■ SHORT PROBLEM: Locate the line that contains "Transcribe the text in this document.". Print it and every subsequent line through the final line of the records, exactly and only those.

====================

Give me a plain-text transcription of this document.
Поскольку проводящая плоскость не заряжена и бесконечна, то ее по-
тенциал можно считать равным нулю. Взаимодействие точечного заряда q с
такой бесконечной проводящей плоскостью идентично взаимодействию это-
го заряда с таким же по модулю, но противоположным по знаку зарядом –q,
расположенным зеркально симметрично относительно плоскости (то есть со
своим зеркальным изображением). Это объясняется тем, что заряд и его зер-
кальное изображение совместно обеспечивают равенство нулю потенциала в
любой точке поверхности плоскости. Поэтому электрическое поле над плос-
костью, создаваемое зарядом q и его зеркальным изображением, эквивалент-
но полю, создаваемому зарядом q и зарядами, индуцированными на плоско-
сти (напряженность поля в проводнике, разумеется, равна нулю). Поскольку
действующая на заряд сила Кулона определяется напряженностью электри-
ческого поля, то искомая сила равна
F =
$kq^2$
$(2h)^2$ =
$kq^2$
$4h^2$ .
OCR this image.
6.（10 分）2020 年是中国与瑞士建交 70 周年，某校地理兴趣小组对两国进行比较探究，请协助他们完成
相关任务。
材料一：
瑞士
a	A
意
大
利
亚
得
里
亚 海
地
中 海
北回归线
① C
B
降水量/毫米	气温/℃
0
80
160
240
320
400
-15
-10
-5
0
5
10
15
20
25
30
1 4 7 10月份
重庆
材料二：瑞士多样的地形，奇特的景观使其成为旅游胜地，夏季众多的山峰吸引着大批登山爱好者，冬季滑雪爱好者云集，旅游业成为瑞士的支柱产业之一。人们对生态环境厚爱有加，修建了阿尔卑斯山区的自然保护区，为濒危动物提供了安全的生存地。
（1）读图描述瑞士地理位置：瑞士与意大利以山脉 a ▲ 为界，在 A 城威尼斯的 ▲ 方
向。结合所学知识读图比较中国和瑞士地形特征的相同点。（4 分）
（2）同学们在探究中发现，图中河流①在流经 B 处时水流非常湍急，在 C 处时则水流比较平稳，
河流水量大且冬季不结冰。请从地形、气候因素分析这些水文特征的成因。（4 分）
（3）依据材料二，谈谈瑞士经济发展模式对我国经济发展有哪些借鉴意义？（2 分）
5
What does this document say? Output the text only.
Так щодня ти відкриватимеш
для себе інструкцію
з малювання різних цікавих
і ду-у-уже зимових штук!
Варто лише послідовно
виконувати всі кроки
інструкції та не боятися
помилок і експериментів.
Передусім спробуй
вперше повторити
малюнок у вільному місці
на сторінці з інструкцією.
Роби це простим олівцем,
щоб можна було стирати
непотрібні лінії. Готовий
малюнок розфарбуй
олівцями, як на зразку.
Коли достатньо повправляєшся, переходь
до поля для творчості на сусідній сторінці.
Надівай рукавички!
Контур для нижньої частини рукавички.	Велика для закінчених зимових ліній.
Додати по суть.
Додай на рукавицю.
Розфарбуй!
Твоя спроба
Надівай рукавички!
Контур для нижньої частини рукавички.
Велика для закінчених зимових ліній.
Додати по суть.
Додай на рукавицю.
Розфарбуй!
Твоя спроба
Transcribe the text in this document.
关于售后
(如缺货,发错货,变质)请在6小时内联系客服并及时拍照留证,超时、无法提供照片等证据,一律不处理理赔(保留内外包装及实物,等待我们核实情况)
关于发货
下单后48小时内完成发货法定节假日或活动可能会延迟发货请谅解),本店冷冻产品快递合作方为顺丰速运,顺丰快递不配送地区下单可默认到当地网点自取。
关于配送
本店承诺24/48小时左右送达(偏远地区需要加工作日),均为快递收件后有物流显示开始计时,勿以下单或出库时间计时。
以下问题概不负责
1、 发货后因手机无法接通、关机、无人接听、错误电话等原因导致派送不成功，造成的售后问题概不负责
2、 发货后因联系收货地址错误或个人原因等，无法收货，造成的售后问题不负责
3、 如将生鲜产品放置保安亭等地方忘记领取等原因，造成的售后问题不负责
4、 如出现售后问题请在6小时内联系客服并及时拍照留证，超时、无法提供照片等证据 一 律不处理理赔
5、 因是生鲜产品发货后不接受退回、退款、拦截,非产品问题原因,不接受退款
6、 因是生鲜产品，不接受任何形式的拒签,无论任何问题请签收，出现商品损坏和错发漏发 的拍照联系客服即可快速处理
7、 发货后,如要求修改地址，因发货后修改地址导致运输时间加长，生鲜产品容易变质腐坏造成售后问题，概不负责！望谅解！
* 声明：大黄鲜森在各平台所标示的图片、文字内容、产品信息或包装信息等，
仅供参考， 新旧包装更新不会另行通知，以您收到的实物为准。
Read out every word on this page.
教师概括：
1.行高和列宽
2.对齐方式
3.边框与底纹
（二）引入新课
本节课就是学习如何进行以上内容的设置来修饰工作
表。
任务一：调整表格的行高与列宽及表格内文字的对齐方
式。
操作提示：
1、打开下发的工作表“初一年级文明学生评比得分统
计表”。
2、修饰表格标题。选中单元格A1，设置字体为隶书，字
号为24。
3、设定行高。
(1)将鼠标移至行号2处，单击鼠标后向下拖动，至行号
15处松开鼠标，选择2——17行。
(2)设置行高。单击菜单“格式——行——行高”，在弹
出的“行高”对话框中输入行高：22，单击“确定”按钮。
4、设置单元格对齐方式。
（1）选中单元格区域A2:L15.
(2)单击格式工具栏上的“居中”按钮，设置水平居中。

====================

■ EXERCISE ANSWER:
Transcribe the text in this document.
关于售后
(如缺货,发错货,变质)请在6小时内联系客服并及时拍照留证,超时、无法提供照片等证据,一律不处理理赔(保留内外包装及实物,等待我们核实情况)
关于发货
下单后48小时内完成发货法定节假日或活动可能会延迟发货请谅解),本店冷冻产品快递合作方为顺丰速运,顺丰快递不配送地区下单可默认到当地网点自取。
关于配送
本店承诺24/48小时左右送达(偏远地区需要加工作日),均为快递收件后有物流显示开始计时,勿以下单或出库时间计时。
以下问题概不负责
1、 发货后因手机无法接通、关机、无人接听、错误电话等原因导致派送不成功，造成的售后问题概不负责
2、 发货后因联系收货地址错误或个人原因等，无法收货，造成的售后问题不负责
3、 如将生鲜产品放置保安亭等地方忘记领取等原因，造成的售后问题不负责
4、 如出现售后问题请在6小时内联系客服并及时拍照留证，超时、无法提供照片等证据 一 律不处理理赔
5、 因是生鲜产品发货后不接受退回、退款、拦截,非产品问题原因,不接受退款
6、 因是生鲜产品，不接受任何形式的拒签,无论任何问题请签收，出现商品损坏和错发漏发 的拍照联系客服即可快速处理
7、 发货后,如要求修改地址，因发货后修改地址导致运输时间加长，生鲜产品容易变质腐坏造成售后问题，概不负责！望谅解！
* 声明：大黄鲜森在各平台所标示的图片、文字内容、产品信息或包装信息等，
仅供参考， 新旧包装更新不会另行通知，以您收到的实物为准。
Read out every word on this page.
教师概括：
1.行高和列宽
2.对齐方式
3.边框与底纹
（二）引入新课
本节课就是学习如何进行以上内容的设置来修饰工作
表。
任务一：调整表格的行高与列宽及表格内文字的对齐方
式。
操作提示：
1、打开下发的工作表“初一年级文明学生评比得分统
计表”。
2、修饰表格标题。选中单元格A1，设置字体为隶书，字
号为24。
3、设定行高。
(1)将鼠标移至行号2处，单击鼠标后向下拖动，至行号
15处松开鼠标，选择2——17行。
(2)设置行高。单击菜单“格式——行——行高”，在弹
出的“行高”对话框中输入行高：22，单击“确定”按钮。
4、设置单元格对齐方式。
（1）选中单元格区域A2:L15.
(2)单击格式工具栏上的“居中”按钮，设置水平居中。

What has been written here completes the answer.